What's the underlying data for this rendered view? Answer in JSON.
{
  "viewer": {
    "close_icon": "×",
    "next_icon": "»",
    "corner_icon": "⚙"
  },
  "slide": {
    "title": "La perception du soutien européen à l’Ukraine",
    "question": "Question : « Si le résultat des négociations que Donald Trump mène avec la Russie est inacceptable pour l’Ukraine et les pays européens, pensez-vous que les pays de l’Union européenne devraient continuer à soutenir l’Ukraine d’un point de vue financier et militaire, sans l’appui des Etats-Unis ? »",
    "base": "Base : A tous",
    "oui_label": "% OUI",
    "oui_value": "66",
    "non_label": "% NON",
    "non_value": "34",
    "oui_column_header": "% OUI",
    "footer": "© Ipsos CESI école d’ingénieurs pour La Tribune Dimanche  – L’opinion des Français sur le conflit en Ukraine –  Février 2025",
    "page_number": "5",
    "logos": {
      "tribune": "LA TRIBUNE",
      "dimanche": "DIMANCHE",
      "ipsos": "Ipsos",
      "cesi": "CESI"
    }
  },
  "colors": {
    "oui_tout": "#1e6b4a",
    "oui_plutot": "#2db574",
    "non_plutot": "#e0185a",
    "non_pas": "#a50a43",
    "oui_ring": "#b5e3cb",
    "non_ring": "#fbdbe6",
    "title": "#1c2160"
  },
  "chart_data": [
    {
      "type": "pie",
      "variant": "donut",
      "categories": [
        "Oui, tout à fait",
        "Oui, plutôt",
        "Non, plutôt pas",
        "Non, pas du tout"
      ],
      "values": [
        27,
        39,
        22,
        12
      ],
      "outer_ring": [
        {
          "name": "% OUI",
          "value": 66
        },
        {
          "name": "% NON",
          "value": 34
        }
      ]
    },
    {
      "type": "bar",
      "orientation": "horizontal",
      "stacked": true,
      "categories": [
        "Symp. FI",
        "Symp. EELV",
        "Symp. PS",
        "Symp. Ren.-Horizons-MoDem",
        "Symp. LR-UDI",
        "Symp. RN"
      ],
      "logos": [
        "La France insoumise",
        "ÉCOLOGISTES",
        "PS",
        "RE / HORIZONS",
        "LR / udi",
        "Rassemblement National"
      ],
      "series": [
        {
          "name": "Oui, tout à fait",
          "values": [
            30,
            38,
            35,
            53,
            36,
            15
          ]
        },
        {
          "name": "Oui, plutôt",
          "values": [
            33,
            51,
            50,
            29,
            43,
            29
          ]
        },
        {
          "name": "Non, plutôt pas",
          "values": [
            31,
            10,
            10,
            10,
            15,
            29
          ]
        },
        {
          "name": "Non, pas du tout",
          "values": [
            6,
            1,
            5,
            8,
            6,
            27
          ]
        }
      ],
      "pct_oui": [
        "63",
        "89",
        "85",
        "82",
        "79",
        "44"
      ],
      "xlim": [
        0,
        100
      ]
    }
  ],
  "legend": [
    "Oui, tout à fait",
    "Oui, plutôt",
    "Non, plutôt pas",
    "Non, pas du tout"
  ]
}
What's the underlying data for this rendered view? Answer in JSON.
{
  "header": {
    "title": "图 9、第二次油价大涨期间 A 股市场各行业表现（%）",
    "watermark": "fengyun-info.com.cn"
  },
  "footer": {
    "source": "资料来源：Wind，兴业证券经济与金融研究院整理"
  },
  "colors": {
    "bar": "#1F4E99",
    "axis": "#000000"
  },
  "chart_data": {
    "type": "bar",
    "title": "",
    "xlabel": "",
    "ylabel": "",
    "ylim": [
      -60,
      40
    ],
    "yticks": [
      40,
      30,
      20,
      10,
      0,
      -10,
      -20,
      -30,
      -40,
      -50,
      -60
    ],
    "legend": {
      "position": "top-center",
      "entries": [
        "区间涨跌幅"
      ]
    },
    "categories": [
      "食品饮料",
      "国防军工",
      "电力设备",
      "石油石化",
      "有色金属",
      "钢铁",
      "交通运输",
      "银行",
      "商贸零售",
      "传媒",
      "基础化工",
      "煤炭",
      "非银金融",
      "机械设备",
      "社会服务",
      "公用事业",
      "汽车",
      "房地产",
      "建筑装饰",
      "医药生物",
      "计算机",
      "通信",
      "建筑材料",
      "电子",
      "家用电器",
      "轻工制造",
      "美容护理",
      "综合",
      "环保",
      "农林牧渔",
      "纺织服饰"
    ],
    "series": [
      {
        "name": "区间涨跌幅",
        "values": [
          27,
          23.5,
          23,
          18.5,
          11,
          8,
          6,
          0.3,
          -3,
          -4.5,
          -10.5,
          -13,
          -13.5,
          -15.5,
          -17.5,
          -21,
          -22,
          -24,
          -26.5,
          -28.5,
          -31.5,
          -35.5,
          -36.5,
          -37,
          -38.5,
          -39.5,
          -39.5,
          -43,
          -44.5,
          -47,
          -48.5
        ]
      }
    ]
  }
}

════════

• Challenge: Go through the entries and repeat each one exactly.

• In response:
What's the underlying data for this rendered view? Answer in JSON.
{
  "viewer": {
    "close_icon": "×",
    "next_icon": "»",
    "corner_icon": "⚙"
  },
  "slide": {
    "title": "La perception du soutien européen à l’Ukraine",
    "question": "Question : « Si le résultat des négociations que Donald Trump mène avec la Russie est inacceptable pour l’Ukraine et les pays européens, pensez-vous que les pays de l’Union européenne devraient continuer à soutenir l’Ukraine d’un point de vue financier et militaire, sans l’appui des Etats-Unis ? »",
    "base": "Base : A tous",
    "oui_label": "% OUI",
    "oui_value": "66",
    "non_label": "% NON",
    "non_value": "34",
    "oui_column_header": "% OUI",
    "footer": "© Ipsos CESI école d’ingénieurs pour La Tribune Dimanche  – L’opinion des Français sur le conflit en Ukraine –  Février 2025",
    "page_number": "5",
    "logos": {
      "tribune": "LA TRIBUNE",
      "dimanche": "DIMANCHE",
      "ipsos": "Ipsos",
      "cesi": "CESI"
    }
  },
  "colors": {
    "oui_tout": "#1e6b4a",
    "oui_plutot": "#2db574",
    "non_plutot": "#e0185a",
    "non_pas": "#a50a43",
    "oui_ring": "#b5e3cb",
    "non_ring": "#fbdbe6",
    "title": "#1c2160"
  },
  "chart_data": [
    {
      "type": "pie",
      "variant": "donut",
      "categories": [
        "Oui, tout à fait",
        "Oui, plutôt",
        "Non, plutôt pas",
        "Non, pas du tout"
      ],
      "values": [
        27,
        39,
        22,
        12
      ],
      "outer_ring": [
        {
          "name": "% OUI",
          "value": 66
        },
        {
          "name": "% NON",
          "value": 34
        }
      ]
    },
    {
      "type": "bar",
      "orientation": "horizontal",
      "stacked": true,
      "categories": [
        "Symp. FI",
        "Symp. EELV",
        "Symp. PS",
        "Symp. Ren.-Horizons-MoDem",
        "Symp. LR-UDI",
        "Symp. RN"
      ],
      "logos": [
        "La France insoumise",
        "ÉCOLOGISTES",
        "PS",
        "RE / HORIZONS",
        "LR / udi",
        "Rassemblement National"
      ],
      "series": [
        {
          "name": "Oui, tout à fait",
          "values": [
            30,
            38,
            35,
            53,
            36,
            15
          ]
        },
        {
          "name": "Oui, plutôt",
          "values": [
            33,
            51,
            50,
            29,
            43,
            29
          ]
        },
        {
          "name": "Non, plutôt pas",
          "values": [
            31,
            10,
            10,
            10,
            15,
            29
          ]
        },
        {
          "name": "Non, pas du tout",
          "values": [
            6,
            1,
            5,
            8,
            6,
            27
          ]
        }
      ],
      "pct_oui": [
        "63",
        "89",
        "85",
        "82",
        "79",
        "44"
      ],
      "xlim": [
        0,
        100
      ]
    }
  ],
  "legend": [
    "Oui, tout à fait",
    "Oui, plutôt",
    "Non, plutôt pas",
    "Non, pas du tout"
  ]
}
What's the underlying data for this rendered view? Answer in JSON.
{
  "header": {
    "title": "图 9、第二次油价大涨期间 A 股市场各行业表现（%）",
    "watermark": "fengyun-info.com.cn"
  },
  "footer": {
    "source": "资料来源：Wind，兴业证券经济与金融研究院整理"
  },
  "colors": {
    "bar": "#1F4E99",
    "axis": "#000000"
  },
  "chart_data": {
    "type": "bar",
    "title": "",
    "xlabel": "",
    "ylabel": "",
    "ylim": [
      -60,
      40
    ],
    "yticks": [
      40,
      30,
      20,
      10,
      0,
      -10,
      -20,
      -30,
      -40,
      -50,
      -60
    ],
    "legend": {
      "position": "top-center",
      "entries": [
        "区间涨跌幅"
      ]
    },
    "categories": [
      "食品饮料",
      "国防军工",
      "电力设备",
      "石油石化",
      "有色金属",
      "钢铁",
      "交通运输",
      "银行",
      "商贸零售",
      "传媒",
      "基础化工",
      "煤炭",
      "非银金融",
      "机械设备",
      "社会服务",
      "公用事业",
      "汽车",
      "房地产",
      "建筑装饰",
      "医药生物",
      "计算机",
      "通信",
      "建筑材料",
      "电子",
      "家用电器",
      "轻工制造",
      "美容护理",
      "综合",
      "环保",
      "农林牧渔",
      "纺织服饰"
    ],
    "series": [
      {
        "name": "区间涨跌幅",
        "values": [
          27,
          23.5,
          23,
          18.5,
          11,
          8,
          6,
          0.3,
          -3,
          -4.5,
          -10.5,
          -13,
          -13.5,
          -15.5,
          -17.5,
          -21,
          -22,
          -24,
          -26.5,
          -28.5,
          -31.5,
          -35.5,
          -36.5,
          -37,
          -38.5,
          -39.5,
          -39.5,
          -43,
          -44.5,
          -47,
          -48.5
        ]
      }
    ]
  }
}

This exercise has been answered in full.